## WHAT THE EXERCISE ASKS
Find each line holding "title" and copy it out.

## GIVEN DATA
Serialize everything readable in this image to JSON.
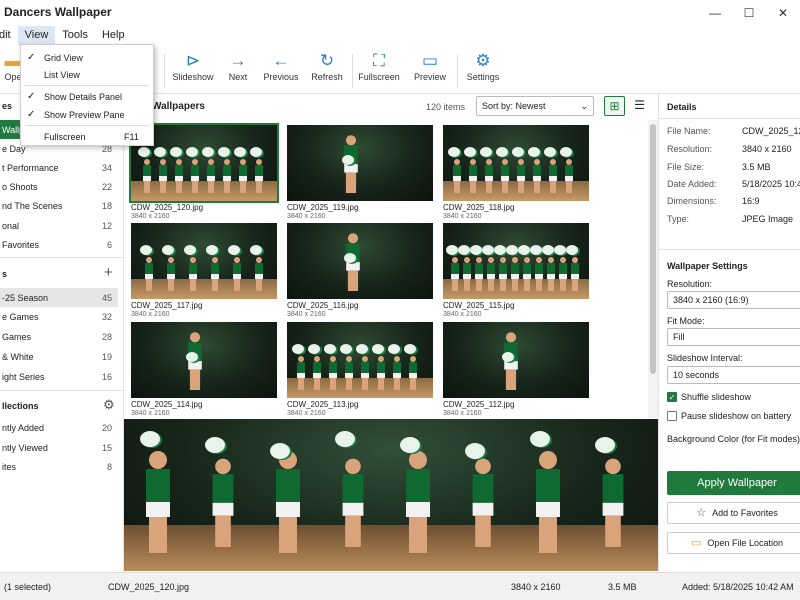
{
  "window": {
    "title": "s Dancers Wallpaper",
    "controls": [
      "—",
      "☐",
      "✕"
    ]
  },
  "menubar": [
    "dit",
    "View",
    "Tools",
    "Help"
  ],
  "view_menu": {
    "items": [
      {
        "label": "Grid View",
        "checked": true,
        "shortcut": ""
      },
      {
        "label": "List View",
        "checked": false,
        "shortcut": ""
      },
      {
        "label": "Show Details Panel",
        "checked": true,
        "shortcut": ""
      },
      {
        "label": "Show Preview Pane",
        "checked": true,
        "shortcut": ""
      },
      {
        "label": "Fullscreen",
        "checked": false,
        "shortcut": "F11"
      }
    ]
  },
  "toolbar": {
    "open": "Ope",
    "partial": "e",
    "slideshow": "Slideshow",
    "next": "Next",
    "previous": "Previous",
    "refresh": "Refresh",
    "fullscreen": "Fullscreen",
    "preview": "Preview",
    "settings": "Settings"
  },
  "sidebar": {
    "section1_header": "es",
    "section1": [
      {
        "label": "Wallp",
        "count": ""
      },
      {
        "label": "e Day",
        "count": "28"
      },
      {
        "label": "t Performance",
        "count": "34"
      },
      {
        "label": "o Shoots",
        "count": "22"
      },
      {
        "label": "nd The Scenes",
        "count": "18"
      },
      {
        "label": "onal",
        "count": "12"
      },
      {
        "label": "Favorites",
        "count": "6"
      }
    ],
    "section2_header": "s",
    "section2": [
      {
        "label": "-25 Season",
        "count": "45"
      },
      {
        "label": "e Games",
        "count": "32"
      },
      {
        "label": " Games",
        "count": "28"
      },
      {
        "label": "& White",
        "count": "19"
      },
      {
        "label": "ight Series",
        "count": "16"
      }
    ],
    "section3_header": "llections",
    "section3": [
      {
        "label": "ntly Added",
        "count": "20"
      },
      {
        "label": "ntly Viewed",
        "count": "15"
      },
      {
        "label": "ites",
        "count": "8"
      }
    ]
  },
  "gallery": {
    "title": "Wallpapers",
    "count": "120 items",
    "sort_label": "Sort by: Newest",
    "items": [
      {
        "name": "CDW_2025_120.jpg",
        "dims": "3840 x 2160"
      },
      {
        "name": "CDW_2025_119.jpg",
        "dims": "3840 x 2160"
      },
      {
        "name": "CDW_2025_118.jpg",
        "dims": "3840 x 2160"
      },
      {
        "name": "CDW_2025_117.jpg",
        "dims": "3840 x 2160"
      },
      {
        "name": "CDW_2025_116.jpg",
        "dims": "3840 x 2160"
      },
      {
        "name": "CDW_2025_115.jpg",
        "dims": "3840 x 2160"
      },
      {
        "name": "CDW_2025_114.jpg",
        "dims": "3840 x 2160"
      },
      {
        "name": "CDW_2025_113.jpg",
        "dims": "3840 x 2160"
      },
      {
        "name": "CDW_2025_112.jpg",
        "dims": "3840 x 2160"
      }
    ]
  },
  "details": {
    "header": "Details",
    "rows": [
      {
        "key": "File Name:",
        "value": "CDW_2025_120"
      },
      {
        "key": "Resolution:",
        "value": "3840 x 2160"
      },
      {
        "key": "File Size:",
        "value": "3.5 MB"
      },
      {
        "key": "Date Added:",
        "value": "5/18/2025 10:4"
      },
      {
        "key": "Dimensions:",
        "value": "16:9"
      },
      {
        "key": "Type:",
        "value": "JPEG Image"
      }
    ]
  },
  "settings": {
    "header": "Wallpaper Settings",
    "resolution_label": "Resolution:",
    "resolution_value": "3840 x 2160 (16:9)",
    "fit_label": "Fit Mode:",
    "fit_value": "Fill",
    "interval_label": "Slideshow Interval:",
    "interval_value": "10 seconds",
    "shuffle_label": "Shuffle slideshow",
    "pause_label": "Pause slideshow on battery",
    "bg_label": "Background Color (for Fit modes):",
    "apply_button": "Apply Wallpaper",
    "favorites_button": "Add to Favorites",
    "open_location_button": "Open File Location"
  },
  "statusbar": {
    "selected": "(1 selected)",
    "filename": "CDW_2025_120.jpg",
    "resolution": "3840 x 2160",
    "size": "3.5 MB",
    "added": "Added: 5/18/2025 10:42 AM"
  },
  "colors": {
    "accent": "#217a3d",
    "toolbar_icon": "#2b7fd1"
  }
}
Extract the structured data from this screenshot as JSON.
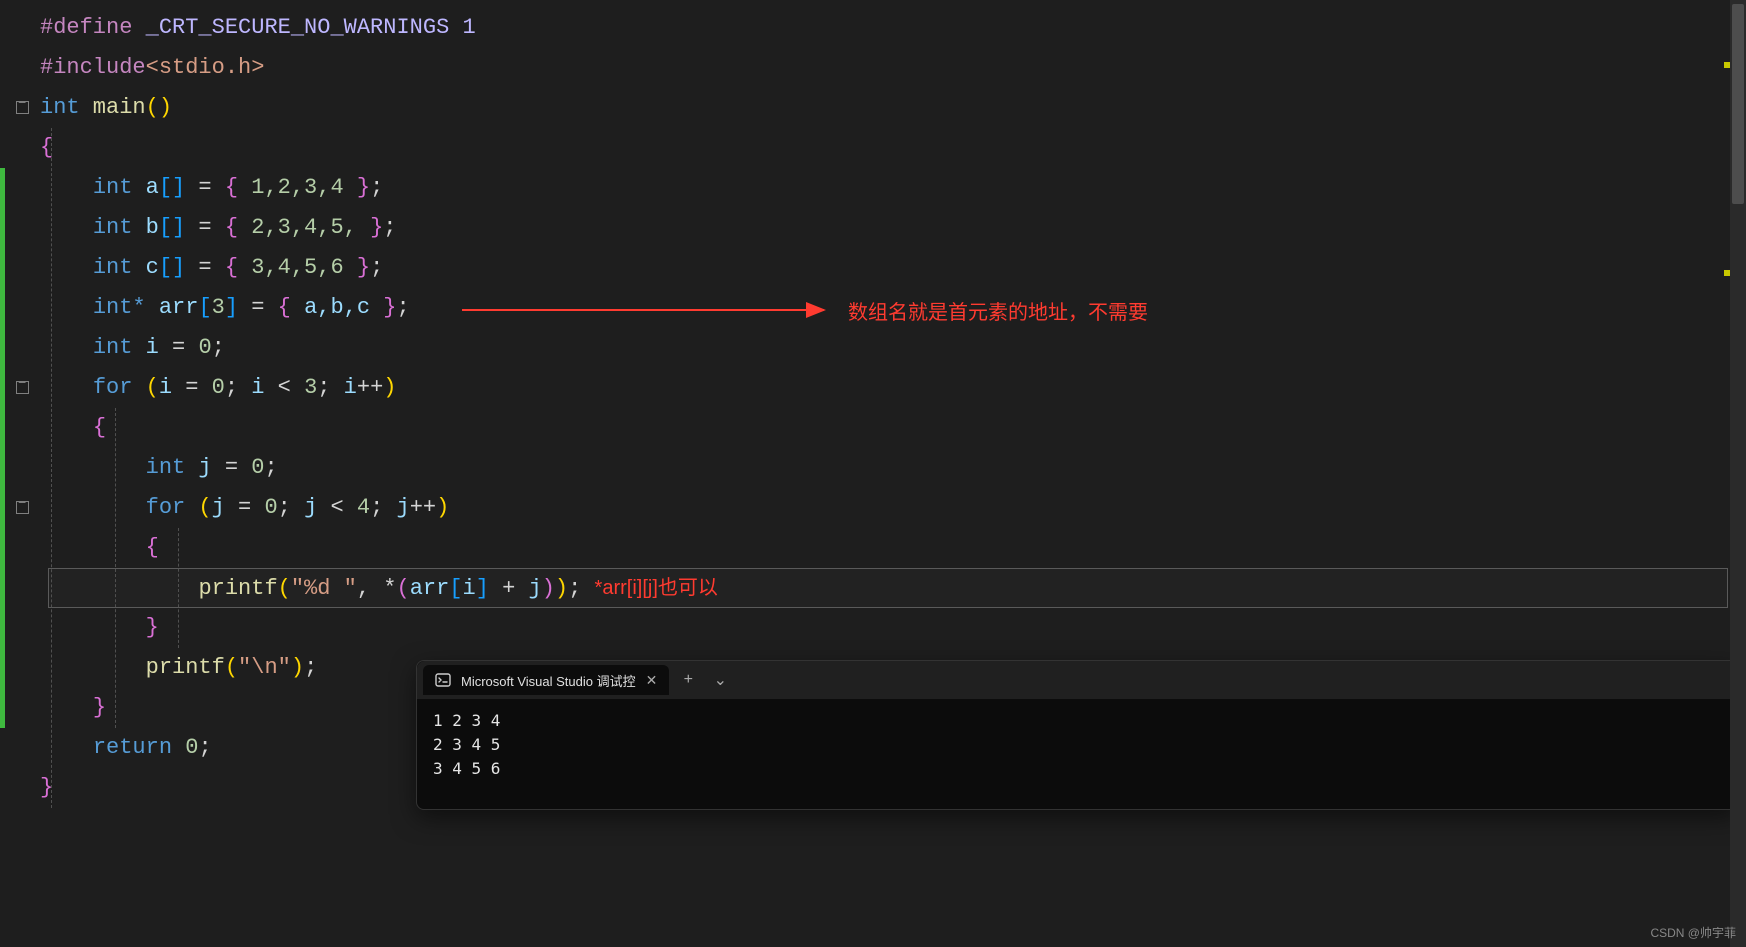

## TASK ANSWER
    "title": "s Dancers Wallpaper",
    "title": "Wallpapers",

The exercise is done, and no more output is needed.